Your goal
Gather, from the data below, each line in which the word "structured" occurs.

** BEGIN **

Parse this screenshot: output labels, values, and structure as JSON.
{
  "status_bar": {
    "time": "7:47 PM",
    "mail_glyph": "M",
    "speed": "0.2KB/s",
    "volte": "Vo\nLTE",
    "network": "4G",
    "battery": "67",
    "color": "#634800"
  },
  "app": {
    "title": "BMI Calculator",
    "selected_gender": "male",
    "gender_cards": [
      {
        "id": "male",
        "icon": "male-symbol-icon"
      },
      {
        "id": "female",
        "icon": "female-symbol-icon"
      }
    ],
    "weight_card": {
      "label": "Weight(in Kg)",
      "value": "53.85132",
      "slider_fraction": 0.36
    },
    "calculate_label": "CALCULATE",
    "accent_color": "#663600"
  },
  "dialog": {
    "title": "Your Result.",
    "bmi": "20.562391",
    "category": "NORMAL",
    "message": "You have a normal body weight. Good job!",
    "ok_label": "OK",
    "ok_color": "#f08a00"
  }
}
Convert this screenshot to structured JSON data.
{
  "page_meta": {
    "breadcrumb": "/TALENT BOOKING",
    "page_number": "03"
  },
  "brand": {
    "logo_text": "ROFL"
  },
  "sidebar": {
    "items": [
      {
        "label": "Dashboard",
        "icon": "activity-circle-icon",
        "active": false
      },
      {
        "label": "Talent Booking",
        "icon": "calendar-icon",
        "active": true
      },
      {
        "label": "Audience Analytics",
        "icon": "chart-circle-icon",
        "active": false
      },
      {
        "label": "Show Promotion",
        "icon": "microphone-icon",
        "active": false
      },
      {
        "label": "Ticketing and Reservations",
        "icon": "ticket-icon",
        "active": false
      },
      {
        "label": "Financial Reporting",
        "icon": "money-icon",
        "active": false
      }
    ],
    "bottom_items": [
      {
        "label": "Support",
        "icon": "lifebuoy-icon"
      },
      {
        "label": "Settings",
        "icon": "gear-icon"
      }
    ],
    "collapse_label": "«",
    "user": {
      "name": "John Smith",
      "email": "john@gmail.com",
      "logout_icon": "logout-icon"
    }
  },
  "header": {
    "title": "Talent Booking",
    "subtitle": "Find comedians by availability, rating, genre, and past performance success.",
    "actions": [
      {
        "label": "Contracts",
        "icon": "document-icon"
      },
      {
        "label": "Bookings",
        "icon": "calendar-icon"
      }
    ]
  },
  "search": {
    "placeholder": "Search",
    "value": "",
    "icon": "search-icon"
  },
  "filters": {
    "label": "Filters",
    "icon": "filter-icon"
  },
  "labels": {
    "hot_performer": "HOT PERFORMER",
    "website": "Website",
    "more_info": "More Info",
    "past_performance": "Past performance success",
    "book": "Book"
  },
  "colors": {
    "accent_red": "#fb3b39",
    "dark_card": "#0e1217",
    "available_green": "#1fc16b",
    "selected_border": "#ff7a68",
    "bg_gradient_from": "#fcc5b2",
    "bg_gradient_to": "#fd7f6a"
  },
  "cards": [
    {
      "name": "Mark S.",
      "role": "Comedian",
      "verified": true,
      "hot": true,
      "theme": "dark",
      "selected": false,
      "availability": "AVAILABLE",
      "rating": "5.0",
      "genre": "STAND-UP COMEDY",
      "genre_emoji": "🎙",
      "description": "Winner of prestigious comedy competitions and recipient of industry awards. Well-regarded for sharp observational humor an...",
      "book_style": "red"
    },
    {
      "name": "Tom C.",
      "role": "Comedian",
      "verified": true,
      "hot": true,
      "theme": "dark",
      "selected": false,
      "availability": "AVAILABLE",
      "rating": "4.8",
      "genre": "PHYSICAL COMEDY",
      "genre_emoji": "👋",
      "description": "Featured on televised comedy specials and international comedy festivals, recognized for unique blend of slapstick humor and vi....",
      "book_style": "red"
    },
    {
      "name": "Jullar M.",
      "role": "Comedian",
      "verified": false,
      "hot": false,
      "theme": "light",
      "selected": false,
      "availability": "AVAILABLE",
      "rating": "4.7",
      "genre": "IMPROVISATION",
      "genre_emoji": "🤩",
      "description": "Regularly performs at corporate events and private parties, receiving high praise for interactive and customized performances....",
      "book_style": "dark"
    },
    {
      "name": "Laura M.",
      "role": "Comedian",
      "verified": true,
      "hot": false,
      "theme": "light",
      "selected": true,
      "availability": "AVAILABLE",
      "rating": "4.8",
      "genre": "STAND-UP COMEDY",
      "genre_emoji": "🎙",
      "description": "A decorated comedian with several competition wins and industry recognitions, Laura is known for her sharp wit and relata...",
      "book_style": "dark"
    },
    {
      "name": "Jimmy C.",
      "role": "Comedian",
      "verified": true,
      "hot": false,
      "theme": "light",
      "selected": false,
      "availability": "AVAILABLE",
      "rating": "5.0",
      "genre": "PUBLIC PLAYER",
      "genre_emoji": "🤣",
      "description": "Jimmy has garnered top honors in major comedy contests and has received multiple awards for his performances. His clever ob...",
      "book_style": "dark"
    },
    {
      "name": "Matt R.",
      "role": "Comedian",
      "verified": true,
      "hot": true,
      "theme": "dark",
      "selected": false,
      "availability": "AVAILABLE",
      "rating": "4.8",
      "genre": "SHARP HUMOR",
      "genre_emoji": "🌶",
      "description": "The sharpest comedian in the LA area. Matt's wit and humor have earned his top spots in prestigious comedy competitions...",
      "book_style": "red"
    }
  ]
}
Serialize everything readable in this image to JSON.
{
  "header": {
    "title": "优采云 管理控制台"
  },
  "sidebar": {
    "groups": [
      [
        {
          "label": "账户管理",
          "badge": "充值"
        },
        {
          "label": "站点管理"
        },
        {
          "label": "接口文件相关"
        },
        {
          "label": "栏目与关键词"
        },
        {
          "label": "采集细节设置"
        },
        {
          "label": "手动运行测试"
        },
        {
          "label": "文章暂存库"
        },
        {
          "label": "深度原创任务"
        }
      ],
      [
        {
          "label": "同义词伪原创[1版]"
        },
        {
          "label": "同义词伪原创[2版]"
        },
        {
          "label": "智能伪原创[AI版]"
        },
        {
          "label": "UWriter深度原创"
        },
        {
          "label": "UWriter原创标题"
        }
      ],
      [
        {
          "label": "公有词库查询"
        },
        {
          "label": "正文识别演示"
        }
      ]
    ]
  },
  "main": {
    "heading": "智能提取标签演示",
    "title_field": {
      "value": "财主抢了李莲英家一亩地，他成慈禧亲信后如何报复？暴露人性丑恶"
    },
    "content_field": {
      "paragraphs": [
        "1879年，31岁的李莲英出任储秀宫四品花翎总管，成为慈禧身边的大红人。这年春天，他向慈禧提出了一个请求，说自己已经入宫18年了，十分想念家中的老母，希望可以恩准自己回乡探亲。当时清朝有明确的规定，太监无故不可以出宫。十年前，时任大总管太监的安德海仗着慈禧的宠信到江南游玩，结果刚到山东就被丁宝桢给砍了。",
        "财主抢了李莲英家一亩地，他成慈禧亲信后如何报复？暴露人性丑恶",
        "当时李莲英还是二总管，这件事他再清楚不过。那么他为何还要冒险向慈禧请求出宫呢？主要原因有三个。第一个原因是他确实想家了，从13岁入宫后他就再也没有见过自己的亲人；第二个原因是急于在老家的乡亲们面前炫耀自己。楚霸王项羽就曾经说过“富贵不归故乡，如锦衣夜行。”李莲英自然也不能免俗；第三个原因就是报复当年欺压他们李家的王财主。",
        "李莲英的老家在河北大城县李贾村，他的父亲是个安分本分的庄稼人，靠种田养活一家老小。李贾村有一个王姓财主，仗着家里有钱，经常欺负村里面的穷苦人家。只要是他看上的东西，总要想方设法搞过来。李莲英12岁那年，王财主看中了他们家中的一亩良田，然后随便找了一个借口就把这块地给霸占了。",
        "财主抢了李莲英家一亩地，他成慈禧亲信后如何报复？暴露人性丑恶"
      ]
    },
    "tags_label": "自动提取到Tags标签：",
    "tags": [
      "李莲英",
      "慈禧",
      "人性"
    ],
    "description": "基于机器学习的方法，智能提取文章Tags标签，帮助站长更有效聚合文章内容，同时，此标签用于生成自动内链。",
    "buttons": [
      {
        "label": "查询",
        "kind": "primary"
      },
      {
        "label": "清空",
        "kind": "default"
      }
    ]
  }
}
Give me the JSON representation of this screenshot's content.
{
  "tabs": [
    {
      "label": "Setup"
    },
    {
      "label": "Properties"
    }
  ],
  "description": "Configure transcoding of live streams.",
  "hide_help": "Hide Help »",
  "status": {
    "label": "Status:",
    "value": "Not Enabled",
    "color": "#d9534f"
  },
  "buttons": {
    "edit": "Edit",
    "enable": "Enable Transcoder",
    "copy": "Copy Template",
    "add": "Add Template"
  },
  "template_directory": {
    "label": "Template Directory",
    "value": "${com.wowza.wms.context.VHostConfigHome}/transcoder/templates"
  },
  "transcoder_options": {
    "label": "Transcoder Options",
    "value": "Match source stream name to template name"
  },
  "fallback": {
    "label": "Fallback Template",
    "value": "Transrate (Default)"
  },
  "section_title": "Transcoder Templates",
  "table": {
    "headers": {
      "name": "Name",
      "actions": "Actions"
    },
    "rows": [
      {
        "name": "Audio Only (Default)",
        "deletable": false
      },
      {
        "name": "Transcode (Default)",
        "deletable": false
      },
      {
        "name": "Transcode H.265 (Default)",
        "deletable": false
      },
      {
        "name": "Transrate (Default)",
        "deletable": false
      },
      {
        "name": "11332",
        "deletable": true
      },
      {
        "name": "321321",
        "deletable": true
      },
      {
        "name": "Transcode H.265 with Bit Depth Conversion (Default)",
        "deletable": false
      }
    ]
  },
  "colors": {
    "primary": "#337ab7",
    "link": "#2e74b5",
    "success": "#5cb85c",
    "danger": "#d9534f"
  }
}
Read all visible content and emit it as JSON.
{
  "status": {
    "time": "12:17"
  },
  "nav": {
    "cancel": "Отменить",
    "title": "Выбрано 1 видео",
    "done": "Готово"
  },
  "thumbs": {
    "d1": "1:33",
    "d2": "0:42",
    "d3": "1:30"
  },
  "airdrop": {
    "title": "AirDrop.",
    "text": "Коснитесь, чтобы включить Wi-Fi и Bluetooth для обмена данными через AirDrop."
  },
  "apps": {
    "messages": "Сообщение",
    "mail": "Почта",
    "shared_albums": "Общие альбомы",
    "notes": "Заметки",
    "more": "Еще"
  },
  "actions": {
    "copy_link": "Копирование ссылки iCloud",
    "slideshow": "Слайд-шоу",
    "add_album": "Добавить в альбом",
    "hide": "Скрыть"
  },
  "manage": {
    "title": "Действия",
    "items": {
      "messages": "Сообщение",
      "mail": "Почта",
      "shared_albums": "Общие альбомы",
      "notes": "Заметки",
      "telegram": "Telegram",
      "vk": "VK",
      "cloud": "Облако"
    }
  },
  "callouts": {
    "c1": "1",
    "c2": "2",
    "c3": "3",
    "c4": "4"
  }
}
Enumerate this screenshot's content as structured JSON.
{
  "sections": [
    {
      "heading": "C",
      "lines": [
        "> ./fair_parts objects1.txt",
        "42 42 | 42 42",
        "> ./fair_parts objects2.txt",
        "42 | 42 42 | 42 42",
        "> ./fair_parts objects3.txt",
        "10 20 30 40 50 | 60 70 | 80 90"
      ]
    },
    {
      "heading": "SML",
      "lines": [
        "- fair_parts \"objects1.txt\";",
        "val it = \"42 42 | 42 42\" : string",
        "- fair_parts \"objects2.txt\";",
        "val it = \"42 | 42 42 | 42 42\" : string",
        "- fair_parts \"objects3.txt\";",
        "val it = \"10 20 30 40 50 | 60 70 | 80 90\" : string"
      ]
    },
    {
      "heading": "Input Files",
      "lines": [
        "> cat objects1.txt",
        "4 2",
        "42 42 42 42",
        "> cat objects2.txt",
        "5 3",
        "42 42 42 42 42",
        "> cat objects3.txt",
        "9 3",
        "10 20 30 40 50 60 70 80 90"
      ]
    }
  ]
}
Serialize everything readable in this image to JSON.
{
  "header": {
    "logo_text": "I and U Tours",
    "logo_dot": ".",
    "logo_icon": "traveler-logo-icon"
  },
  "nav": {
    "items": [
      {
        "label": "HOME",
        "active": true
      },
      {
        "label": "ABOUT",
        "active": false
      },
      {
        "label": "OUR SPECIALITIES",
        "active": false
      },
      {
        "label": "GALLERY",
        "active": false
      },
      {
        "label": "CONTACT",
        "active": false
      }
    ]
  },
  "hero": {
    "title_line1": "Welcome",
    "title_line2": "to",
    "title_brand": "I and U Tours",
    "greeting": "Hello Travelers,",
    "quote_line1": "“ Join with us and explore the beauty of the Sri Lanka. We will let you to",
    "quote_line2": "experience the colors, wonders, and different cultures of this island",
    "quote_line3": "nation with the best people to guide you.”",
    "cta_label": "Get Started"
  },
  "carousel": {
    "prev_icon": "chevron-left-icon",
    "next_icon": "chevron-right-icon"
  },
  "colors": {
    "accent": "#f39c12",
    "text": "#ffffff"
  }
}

** END **

Answer in full
Convert this screenshot to structured JSON data.
Enumerate this screenshot's content as structured JSON.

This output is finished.